JOB: In the listing below, find every line containing "映日荷花别样红" and copy it out.

Some records:
______________________________

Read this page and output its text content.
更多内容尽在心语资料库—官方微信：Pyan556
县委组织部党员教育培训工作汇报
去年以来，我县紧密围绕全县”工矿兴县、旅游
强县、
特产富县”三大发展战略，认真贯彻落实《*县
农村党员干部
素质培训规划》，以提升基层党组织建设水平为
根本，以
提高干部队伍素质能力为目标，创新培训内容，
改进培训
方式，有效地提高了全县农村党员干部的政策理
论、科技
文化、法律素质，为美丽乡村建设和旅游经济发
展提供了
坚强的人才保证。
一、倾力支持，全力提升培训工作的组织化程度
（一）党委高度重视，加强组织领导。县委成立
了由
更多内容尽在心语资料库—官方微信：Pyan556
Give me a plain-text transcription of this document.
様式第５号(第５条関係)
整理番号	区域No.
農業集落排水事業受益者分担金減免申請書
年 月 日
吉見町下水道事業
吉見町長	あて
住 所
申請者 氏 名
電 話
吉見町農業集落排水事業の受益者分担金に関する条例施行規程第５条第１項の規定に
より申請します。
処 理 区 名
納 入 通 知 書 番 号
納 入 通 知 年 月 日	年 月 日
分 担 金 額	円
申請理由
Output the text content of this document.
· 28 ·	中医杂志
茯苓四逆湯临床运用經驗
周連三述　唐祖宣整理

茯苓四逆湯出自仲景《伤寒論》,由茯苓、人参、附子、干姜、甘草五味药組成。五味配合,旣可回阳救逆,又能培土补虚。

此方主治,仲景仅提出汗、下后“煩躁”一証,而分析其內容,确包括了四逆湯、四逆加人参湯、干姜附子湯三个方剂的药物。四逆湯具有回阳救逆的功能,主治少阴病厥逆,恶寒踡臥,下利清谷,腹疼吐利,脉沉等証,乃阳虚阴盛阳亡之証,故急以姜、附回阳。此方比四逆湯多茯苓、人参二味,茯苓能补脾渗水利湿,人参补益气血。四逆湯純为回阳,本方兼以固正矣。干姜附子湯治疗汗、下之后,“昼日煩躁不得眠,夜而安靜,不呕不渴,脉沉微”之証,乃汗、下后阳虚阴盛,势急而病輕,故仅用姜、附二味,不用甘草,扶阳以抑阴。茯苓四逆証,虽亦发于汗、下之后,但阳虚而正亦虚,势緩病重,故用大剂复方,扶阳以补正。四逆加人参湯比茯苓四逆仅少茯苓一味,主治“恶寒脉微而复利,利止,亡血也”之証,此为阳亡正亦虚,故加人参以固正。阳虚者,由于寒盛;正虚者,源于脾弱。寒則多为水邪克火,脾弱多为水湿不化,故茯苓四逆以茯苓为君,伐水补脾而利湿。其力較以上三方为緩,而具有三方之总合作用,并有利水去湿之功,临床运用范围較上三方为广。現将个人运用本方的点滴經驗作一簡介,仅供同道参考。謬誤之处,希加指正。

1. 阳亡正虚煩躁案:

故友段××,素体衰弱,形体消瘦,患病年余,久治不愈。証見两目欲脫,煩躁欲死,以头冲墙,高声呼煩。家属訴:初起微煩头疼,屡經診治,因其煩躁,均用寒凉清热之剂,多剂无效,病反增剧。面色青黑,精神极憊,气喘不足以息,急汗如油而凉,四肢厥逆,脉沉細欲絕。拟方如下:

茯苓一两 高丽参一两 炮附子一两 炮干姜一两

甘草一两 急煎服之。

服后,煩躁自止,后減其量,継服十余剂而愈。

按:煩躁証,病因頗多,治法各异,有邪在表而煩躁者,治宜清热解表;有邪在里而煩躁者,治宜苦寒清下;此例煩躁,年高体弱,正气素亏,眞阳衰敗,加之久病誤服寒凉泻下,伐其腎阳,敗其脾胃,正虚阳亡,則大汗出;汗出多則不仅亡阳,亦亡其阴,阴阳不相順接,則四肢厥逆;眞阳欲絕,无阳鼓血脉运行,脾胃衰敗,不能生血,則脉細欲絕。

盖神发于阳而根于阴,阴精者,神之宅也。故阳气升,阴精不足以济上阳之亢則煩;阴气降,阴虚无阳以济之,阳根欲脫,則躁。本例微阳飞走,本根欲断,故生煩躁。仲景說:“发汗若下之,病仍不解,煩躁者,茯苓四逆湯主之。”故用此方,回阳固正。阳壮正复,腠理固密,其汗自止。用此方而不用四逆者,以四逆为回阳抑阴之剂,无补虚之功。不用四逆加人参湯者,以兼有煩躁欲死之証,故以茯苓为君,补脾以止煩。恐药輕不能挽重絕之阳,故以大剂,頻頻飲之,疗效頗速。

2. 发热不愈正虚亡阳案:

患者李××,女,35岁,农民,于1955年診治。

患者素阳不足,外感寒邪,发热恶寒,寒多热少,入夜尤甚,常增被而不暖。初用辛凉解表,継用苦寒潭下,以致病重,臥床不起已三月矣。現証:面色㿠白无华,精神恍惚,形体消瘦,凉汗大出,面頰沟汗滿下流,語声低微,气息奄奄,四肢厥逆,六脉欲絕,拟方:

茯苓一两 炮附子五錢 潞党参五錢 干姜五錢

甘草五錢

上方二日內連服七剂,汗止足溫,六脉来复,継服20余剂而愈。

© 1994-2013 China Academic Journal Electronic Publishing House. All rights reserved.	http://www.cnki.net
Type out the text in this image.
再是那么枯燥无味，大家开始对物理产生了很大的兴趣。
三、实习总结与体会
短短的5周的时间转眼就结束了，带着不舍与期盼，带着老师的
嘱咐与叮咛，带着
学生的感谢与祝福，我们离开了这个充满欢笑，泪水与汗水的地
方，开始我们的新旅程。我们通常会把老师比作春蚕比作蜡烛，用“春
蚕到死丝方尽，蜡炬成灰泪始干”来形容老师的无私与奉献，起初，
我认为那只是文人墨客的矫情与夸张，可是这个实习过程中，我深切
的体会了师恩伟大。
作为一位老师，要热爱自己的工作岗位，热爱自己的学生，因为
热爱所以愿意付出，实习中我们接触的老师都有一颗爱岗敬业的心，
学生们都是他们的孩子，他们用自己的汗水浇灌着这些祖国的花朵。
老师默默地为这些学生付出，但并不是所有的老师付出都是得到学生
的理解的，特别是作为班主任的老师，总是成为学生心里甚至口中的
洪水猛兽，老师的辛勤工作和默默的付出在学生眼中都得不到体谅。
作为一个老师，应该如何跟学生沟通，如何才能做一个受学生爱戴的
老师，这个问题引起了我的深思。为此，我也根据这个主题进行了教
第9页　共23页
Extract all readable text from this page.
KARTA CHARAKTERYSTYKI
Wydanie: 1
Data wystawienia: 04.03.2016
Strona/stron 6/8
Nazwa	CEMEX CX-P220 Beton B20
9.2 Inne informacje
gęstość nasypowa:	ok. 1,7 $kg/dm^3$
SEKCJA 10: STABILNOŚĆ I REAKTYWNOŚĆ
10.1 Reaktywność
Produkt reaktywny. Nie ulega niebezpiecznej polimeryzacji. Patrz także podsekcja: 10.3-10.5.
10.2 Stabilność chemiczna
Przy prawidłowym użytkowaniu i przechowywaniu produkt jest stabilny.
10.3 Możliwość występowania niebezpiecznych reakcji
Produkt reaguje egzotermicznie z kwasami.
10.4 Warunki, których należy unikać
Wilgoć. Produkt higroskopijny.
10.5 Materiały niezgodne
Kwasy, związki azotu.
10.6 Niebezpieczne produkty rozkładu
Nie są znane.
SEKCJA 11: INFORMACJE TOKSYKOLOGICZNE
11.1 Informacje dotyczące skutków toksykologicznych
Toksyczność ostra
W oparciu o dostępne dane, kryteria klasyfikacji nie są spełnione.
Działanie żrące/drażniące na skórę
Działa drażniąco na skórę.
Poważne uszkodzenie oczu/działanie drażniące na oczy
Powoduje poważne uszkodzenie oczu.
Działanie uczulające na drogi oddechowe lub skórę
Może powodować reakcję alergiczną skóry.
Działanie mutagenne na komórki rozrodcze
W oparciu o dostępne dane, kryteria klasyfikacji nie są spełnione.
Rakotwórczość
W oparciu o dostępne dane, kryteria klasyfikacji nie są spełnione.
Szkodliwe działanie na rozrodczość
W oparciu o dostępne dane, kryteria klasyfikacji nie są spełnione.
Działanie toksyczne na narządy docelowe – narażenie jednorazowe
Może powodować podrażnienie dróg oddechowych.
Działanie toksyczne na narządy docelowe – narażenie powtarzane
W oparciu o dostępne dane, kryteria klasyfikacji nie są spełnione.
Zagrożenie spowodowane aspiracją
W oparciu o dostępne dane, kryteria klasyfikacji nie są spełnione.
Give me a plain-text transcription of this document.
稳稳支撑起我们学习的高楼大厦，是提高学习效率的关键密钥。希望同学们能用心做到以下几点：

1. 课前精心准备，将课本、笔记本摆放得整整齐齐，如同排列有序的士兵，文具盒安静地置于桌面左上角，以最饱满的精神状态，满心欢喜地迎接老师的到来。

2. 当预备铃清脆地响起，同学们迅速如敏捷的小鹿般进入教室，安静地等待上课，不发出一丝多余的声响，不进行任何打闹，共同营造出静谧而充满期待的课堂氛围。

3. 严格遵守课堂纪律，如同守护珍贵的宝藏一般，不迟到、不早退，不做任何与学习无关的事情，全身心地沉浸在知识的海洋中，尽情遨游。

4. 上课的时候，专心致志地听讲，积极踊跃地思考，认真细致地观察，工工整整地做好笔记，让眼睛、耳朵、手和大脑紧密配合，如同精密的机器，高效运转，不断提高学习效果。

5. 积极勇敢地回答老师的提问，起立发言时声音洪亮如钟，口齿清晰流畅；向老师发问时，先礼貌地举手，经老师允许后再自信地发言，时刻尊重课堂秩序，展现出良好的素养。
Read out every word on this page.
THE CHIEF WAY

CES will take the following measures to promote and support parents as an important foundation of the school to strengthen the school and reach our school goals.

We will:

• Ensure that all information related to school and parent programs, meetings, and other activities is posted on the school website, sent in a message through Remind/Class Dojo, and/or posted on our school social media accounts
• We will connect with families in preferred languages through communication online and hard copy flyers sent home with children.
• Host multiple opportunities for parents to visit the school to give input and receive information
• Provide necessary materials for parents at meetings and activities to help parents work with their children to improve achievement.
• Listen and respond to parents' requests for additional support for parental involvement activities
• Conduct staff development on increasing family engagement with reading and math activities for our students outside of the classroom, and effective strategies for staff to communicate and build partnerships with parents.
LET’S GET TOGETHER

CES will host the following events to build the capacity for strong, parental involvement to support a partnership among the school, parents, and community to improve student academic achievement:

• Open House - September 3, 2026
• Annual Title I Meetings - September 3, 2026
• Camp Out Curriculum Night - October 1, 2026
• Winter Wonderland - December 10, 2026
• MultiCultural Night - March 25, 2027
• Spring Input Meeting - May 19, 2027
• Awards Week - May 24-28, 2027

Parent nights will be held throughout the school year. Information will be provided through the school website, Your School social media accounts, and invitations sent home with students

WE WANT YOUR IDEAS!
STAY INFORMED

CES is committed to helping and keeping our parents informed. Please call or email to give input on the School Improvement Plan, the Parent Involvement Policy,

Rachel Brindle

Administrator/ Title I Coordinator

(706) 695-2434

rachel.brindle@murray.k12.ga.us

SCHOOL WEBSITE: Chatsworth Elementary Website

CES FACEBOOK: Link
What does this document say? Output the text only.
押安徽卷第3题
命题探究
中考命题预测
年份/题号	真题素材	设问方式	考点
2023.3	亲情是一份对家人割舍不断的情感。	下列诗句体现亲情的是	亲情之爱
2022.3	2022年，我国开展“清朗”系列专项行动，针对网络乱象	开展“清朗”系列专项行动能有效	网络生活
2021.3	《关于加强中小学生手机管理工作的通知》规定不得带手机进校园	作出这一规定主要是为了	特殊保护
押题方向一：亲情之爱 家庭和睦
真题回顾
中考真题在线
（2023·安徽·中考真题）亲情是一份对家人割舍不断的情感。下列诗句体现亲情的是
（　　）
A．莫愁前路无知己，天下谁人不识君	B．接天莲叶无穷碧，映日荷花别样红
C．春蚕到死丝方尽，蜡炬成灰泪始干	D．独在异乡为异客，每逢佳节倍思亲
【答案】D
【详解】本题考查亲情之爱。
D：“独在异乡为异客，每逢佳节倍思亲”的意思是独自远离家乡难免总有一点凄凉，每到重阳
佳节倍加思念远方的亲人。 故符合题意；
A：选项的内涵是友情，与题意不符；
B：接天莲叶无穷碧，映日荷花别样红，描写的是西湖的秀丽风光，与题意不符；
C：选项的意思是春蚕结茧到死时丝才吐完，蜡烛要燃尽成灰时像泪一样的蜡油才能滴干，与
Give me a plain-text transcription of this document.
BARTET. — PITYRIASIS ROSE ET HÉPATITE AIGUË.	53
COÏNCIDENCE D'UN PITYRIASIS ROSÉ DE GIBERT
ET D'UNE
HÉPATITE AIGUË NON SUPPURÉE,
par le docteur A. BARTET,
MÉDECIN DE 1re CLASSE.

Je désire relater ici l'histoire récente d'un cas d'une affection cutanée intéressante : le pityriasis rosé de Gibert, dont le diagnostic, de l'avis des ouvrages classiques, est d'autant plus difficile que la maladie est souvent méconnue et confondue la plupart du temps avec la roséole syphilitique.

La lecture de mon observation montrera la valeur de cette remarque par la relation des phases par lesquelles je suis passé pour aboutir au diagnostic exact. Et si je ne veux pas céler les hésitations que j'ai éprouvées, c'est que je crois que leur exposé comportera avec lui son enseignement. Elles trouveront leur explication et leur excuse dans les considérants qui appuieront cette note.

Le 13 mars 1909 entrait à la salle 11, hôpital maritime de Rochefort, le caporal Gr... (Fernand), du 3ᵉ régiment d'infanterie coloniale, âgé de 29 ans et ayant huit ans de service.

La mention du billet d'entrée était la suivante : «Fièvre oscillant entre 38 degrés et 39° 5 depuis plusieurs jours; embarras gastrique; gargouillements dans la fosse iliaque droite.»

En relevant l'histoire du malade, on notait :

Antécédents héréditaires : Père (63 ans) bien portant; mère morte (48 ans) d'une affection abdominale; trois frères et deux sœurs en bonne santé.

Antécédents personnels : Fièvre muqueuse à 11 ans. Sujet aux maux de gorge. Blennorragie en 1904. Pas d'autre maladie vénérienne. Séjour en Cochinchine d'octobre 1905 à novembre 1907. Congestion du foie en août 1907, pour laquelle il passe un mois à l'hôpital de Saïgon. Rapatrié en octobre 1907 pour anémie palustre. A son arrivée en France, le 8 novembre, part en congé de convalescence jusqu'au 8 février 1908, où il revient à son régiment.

______________________________

ANSWER FOR THIS EXERCISE:
A．莫愁前路无知己，天下谁人不识君	B．接天莲叶无穷碧，映日荷花别样红
B：接天莲叶无穷碧，映日荷花别样红，描写的是西湖的秀丽风光，与题意不符；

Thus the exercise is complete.